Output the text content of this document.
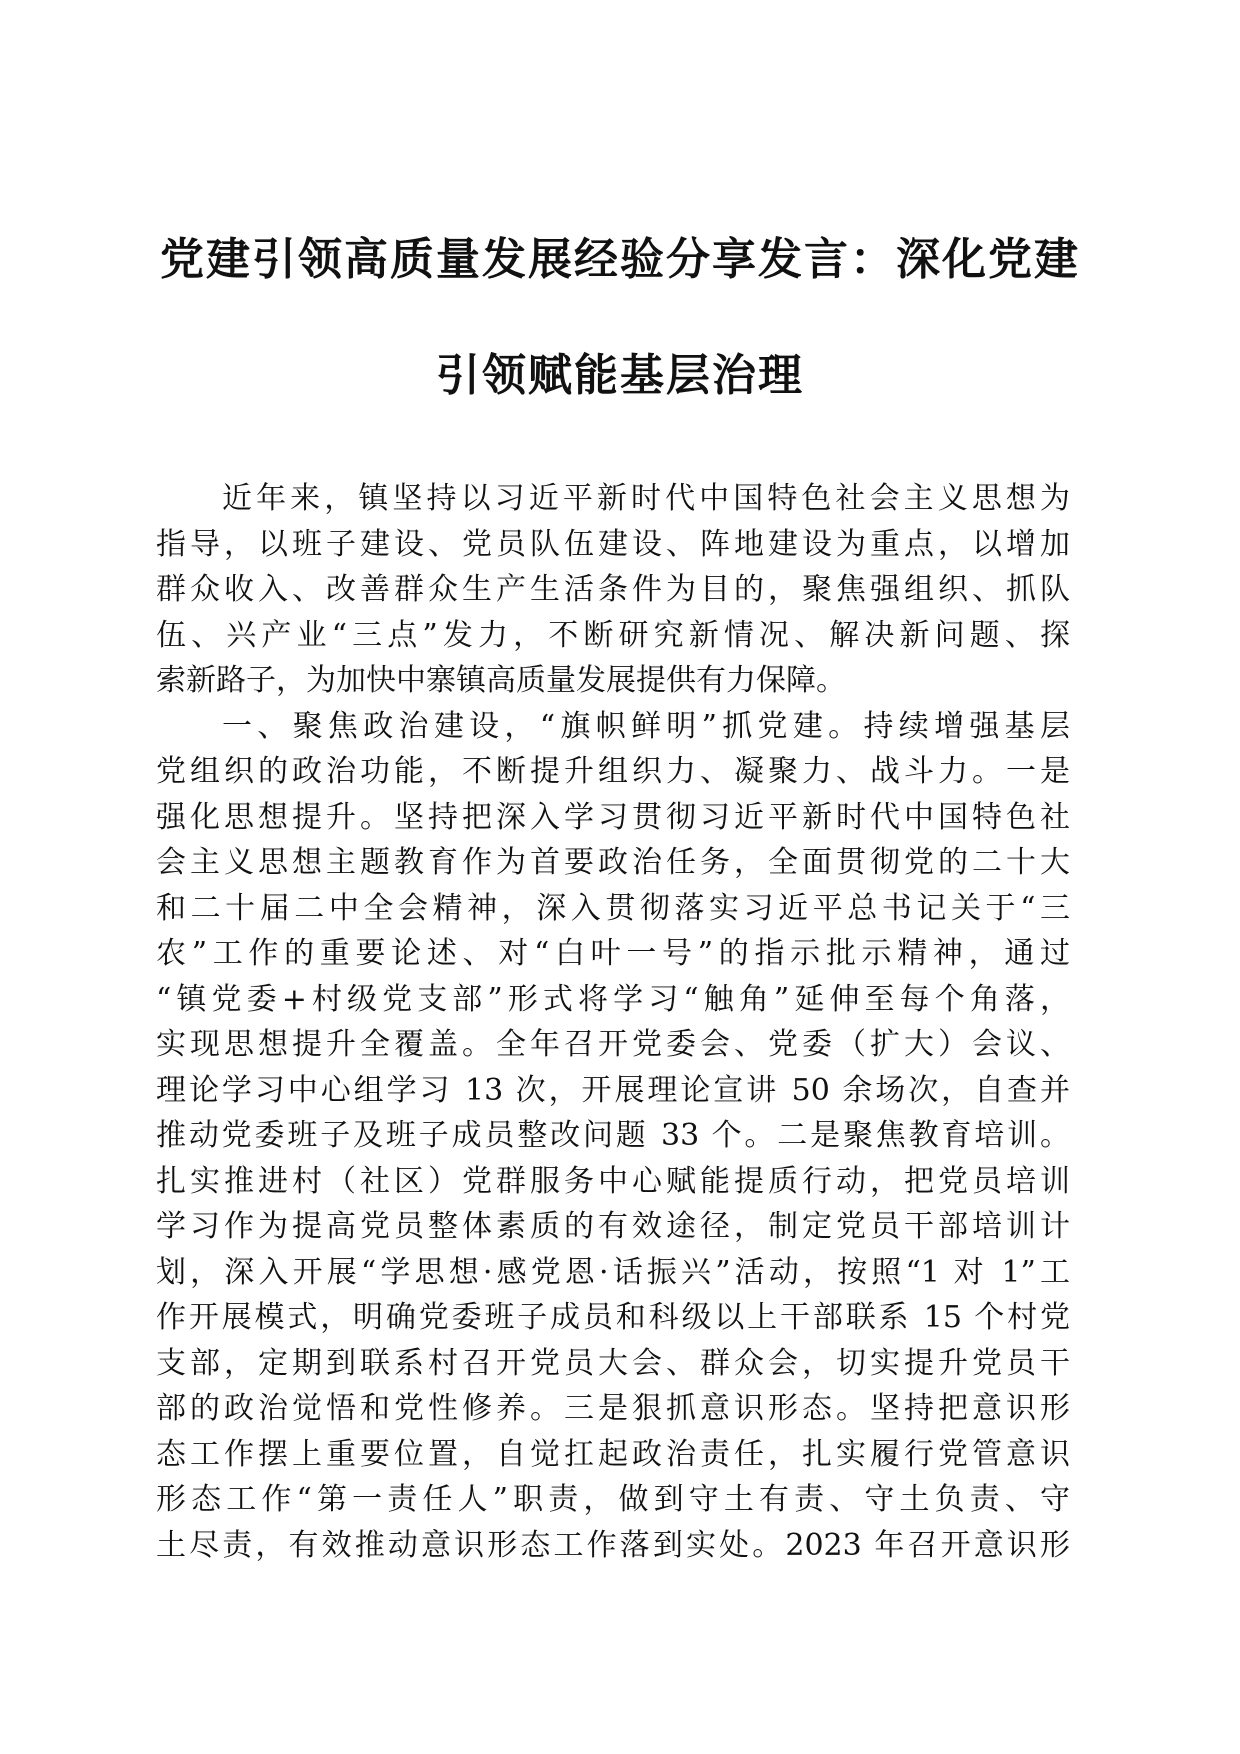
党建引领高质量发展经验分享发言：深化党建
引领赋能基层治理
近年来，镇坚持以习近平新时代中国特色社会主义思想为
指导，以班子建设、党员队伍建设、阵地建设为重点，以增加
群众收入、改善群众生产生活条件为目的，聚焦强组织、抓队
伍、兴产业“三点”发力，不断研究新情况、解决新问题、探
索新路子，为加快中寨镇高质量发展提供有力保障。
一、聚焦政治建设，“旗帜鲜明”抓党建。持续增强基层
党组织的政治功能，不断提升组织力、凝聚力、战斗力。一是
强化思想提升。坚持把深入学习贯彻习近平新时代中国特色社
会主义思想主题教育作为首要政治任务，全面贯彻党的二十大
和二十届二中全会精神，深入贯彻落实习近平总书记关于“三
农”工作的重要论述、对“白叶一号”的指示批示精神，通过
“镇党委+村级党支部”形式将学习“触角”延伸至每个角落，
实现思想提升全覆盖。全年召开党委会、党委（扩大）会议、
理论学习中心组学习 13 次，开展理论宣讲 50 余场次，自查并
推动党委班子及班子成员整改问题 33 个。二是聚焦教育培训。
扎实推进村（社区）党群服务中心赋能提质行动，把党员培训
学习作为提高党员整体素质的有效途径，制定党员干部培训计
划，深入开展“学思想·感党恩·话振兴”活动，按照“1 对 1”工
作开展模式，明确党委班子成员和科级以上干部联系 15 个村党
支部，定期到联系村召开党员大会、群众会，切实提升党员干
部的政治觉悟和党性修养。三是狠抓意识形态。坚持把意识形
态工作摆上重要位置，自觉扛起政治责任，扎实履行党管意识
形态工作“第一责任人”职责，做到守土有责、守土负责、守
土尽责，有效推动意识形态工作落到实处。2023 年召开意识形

> _WHAT YOU WILL DO_
Output every entry word for word, but omit the pictures.

> _CORRECT ANSWER_
Output the text content of this document.
党建引领高质量发展经验分享发言：深化党建
引领赋能基层治理
近年来，镇坚持以习近平新时代中国特色社会主义思想为
指导，以班子建设、党员队伍建设、阵地建设为重点，以增加
群众收入、改善群众生产生活条件为目的，聚焦强组织、抓队
伍、兴产业“三点”发力，不断研究新情况、解决新问题、探
索新路子，为加快中寨镇高质量发展提供有力保障。
一、聚焦政治建设，“旗帜鲜明”抓党建。持续增强基层
党组织的政治功能，不断提升组织力、凝聚力、战斗力。一是
强化思想提升。坚持把深入学习贯彻习近平新时代中国特色社
会主义思想主题教育作为首要政治任务，全面贯彻党的二十大
和二十届二中全会精神，深入贯彻落实习近平总书记关于“三
农”工作的重要论述、对“白叶一号”的指示批示精神，通过
“镇党委+村级党支部”形式将学习“触角”延伸至每个角落，
实现思想提升全覆盖。全年召开党委会、党委（扩大）会议、
理论学习中心组学习 13 次，开展理论宣讲 50 余场次，自查并
推动党委班子及班子成员整改问题 33 个。二是聚焦教育培训。
扎实推进村（社区）党群服务中心赋能提质行动，把党员培训
学习作为提高党员整体素质的有效途径，制定党员干部培训计
划，深入开展“学思想·感党恩·话振兴”活动，按照“1 对 1”工
作开展模式，明确党委班子成员和科级以上干部联系 15 个村党
支部，定期到联系村召开党员大会、群众会，切实提升党员干
部的政治觉悟和党性修养。三是狠抓意识形态。坚持把意识形
态工作摆上重要位置，自觉扛起政治责任，扎实履行党管意识
形态工作“第一责任人”职责，做到守土有责、守土负责、守
土尽责，有效推动意识形态工作落到实处。2023 年召开意识形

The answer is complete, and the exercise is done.